Set problem ->
Your job is to retype all of the data word for word, leaving every image out.

Extracted data entries
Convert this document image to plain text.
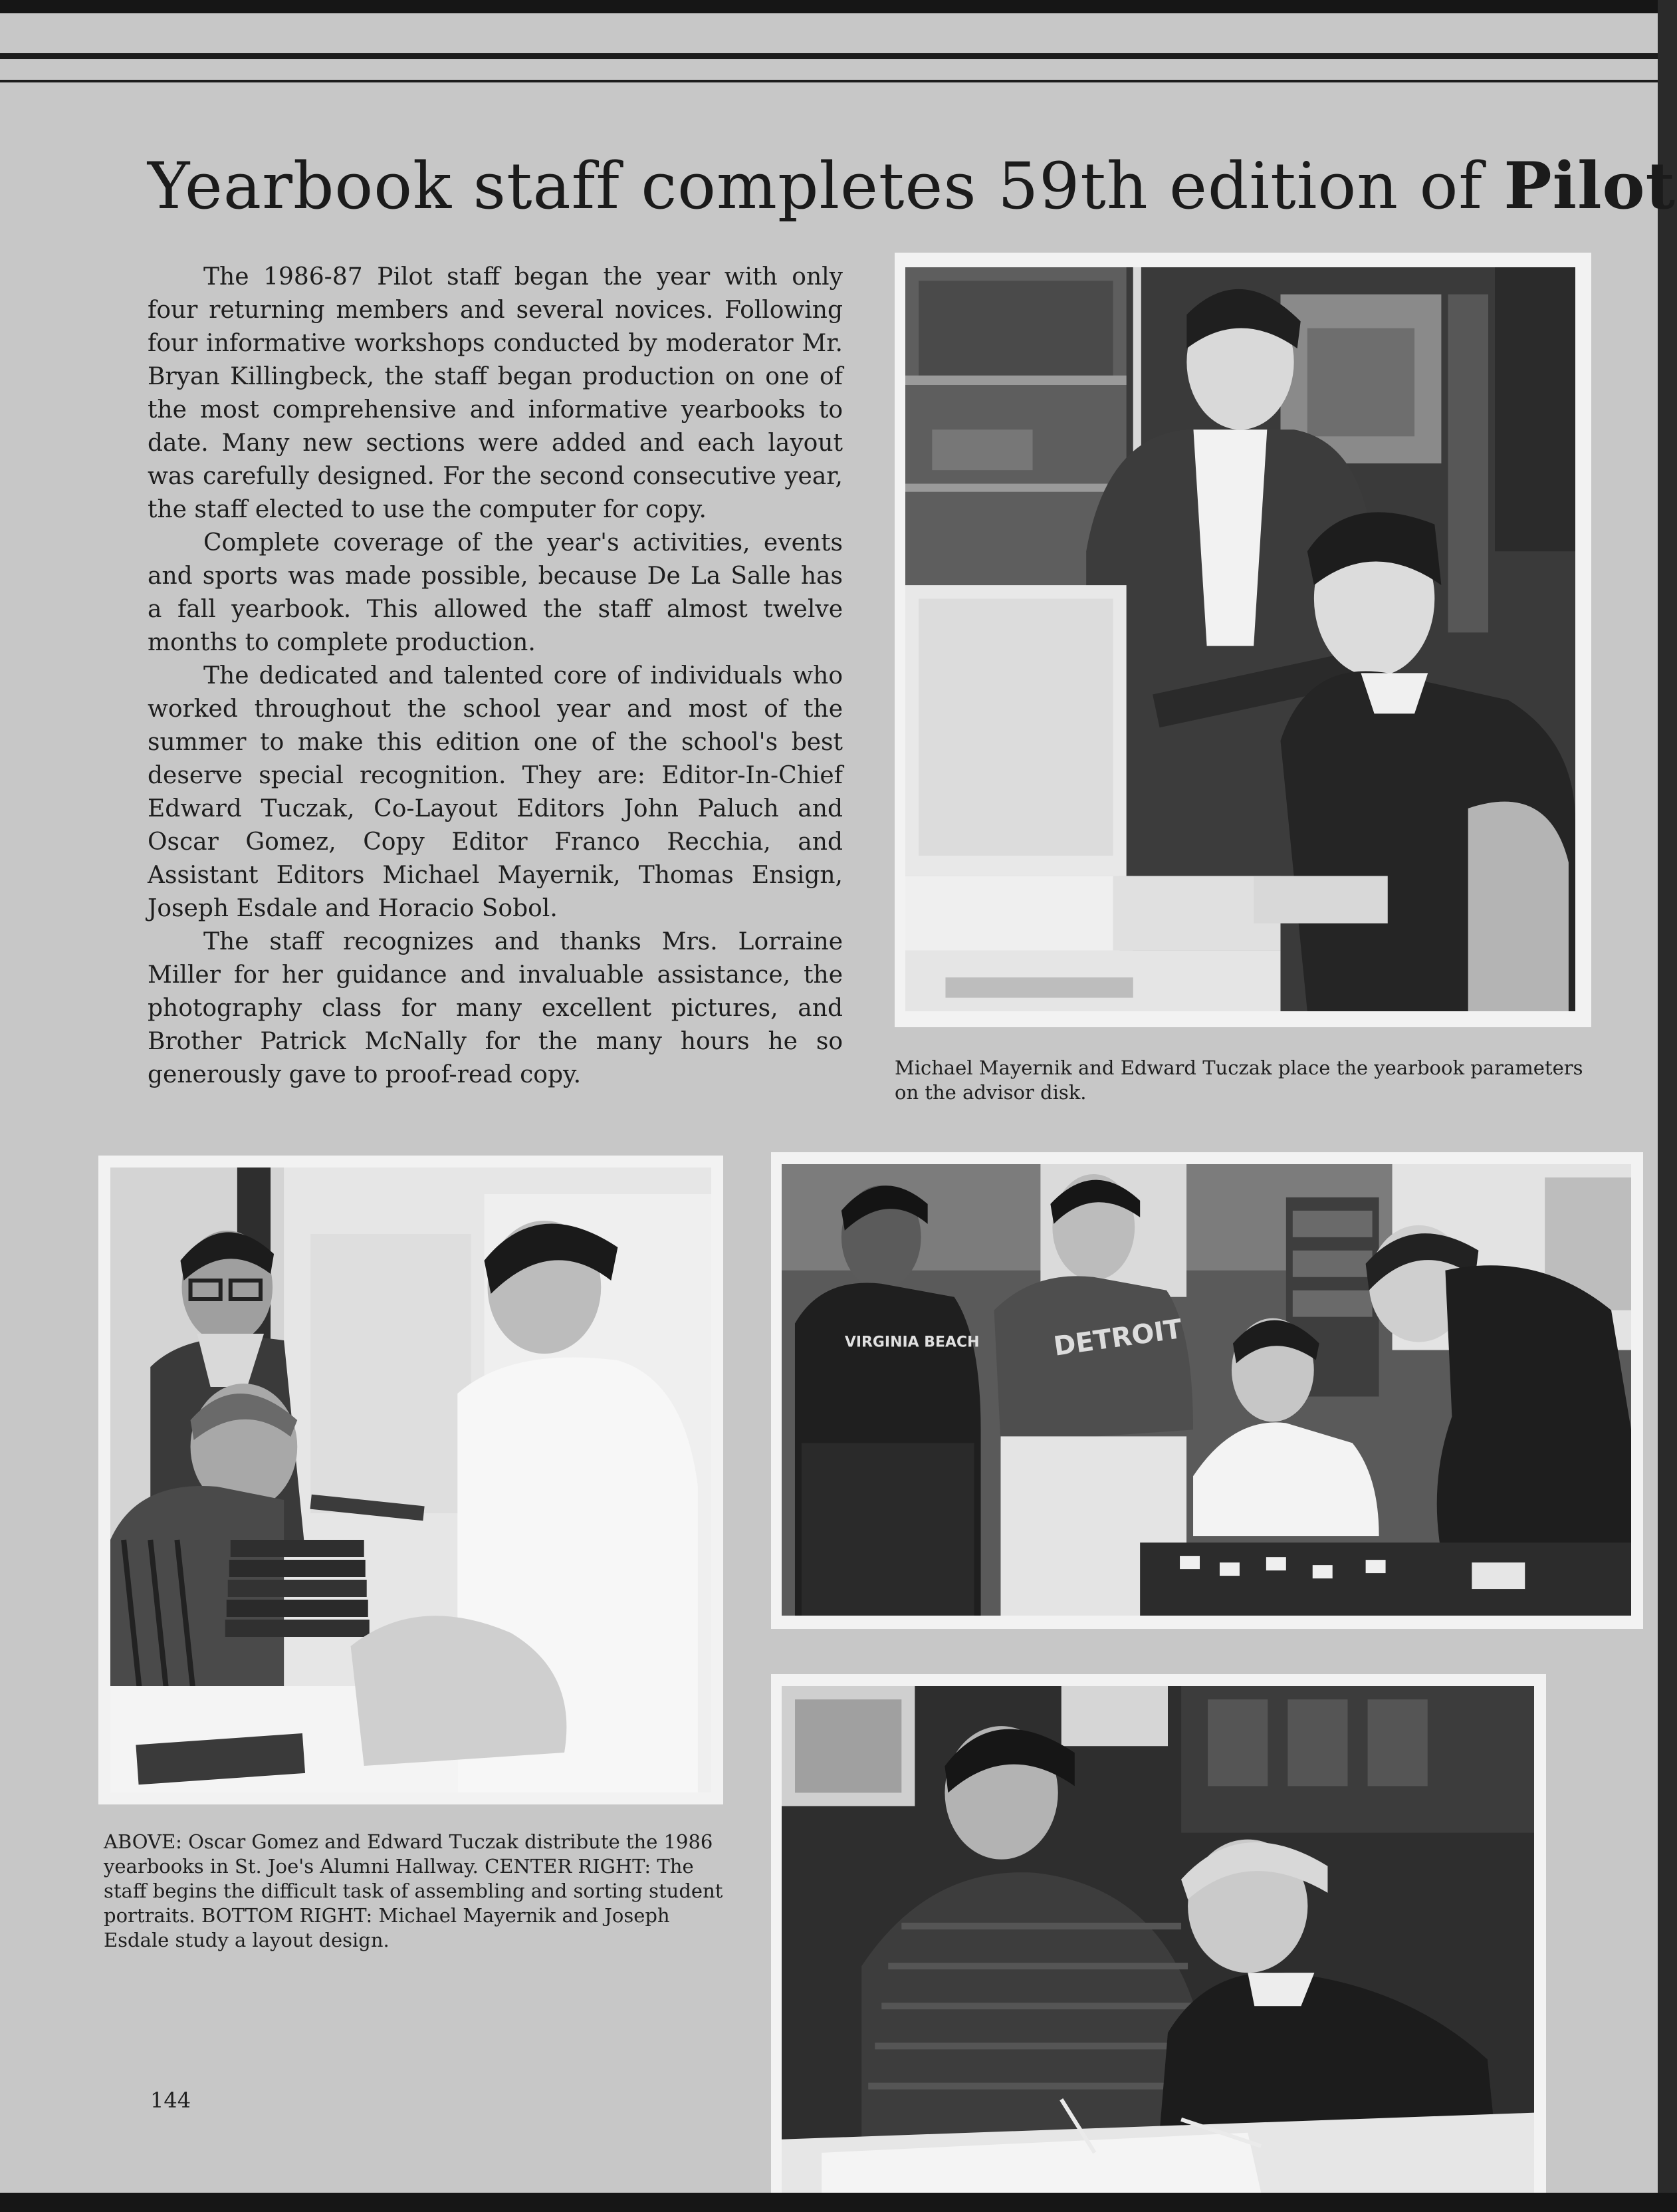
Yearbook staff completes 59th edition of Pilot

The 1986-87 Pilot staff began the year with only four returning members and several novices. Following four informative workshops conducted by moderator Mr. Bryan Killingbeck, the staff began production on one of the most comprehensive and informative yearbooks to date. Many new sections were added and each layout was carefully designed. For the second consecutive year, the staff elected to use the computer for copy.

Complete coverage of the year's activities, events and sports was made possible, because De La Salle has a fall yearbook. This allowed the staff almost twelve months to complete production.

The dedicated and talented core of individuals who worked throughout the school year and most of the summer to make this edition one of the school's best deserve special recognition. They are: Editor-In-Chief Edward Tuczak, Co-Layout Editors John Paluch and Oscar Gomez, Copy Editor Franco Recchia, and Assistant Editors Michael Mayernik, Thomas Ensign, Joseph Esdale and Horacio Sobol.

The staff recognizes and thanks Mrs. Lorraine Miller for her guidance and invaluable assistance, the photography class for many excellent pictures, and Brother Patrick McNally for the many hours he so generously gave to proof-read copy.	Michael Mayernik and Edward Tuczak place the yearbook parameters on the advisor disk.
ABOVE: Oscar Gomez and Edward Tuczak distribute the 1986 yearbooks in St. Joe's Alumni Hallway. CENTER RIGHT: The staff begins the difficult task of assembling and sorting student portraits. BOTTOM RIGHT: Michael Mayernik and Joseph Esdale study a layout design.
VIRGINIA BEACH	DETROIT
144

Task output ->
Convert this document image to plain text.
Yearbook staff completes 59th edition of Pilot

The 1986-87 Pilot staff began the year with only four returning members and several novices. Following four informative workshops conducted by moderator Mr. Bryan Killingbeck, the staff began production on one of the most comprehensive and informative yearbooks to date. Many new sections were added and each layout was carefully designed. For the second consecutive year, the staff elected to use the computer for copy.

Complete coverage of the year's activities, events and sports was made possible, because De La Salle has a fall yearbook. This allowed the staff almost twelve months to complete production.

The dedicated and talented core of individuals who worked throughout the school year and most of the summer to make this edition one of the school's best deserve special recognition. They are: Editor-In-Chief Edward Tuczak, Co-Layout Editors John Paluch and Oscar Gomez, Copy Editor Franco Recchia, and Assistant Editors Michael Mayernik, Thomas Ensign, Joseph Esdale and Horacio Sobol.

The staff recognizes and thanks Mrs. Lorraine Miller for her guidance and invaluable assistance, the photography class for many excellent pictures, and Brother Patrick McNally for the many hours he so generously gave to proof-read copy.	Michael Mayernik and Edward Tuczak place the yearbook parameters on the advisor disk.
ABOVE: Oscar Gomez and Edward Tuczak distribute the 1986 yearbooks in St. Joe's Alumni Hallway. CENTER RIGHT: The staff begins the difficult task of assembling and sorting student portraits. BOTTOM RIGHT: Michael Mayernik and Joseph Esdale study a layout design.
VIRGINIA BEACH	DETROIT
144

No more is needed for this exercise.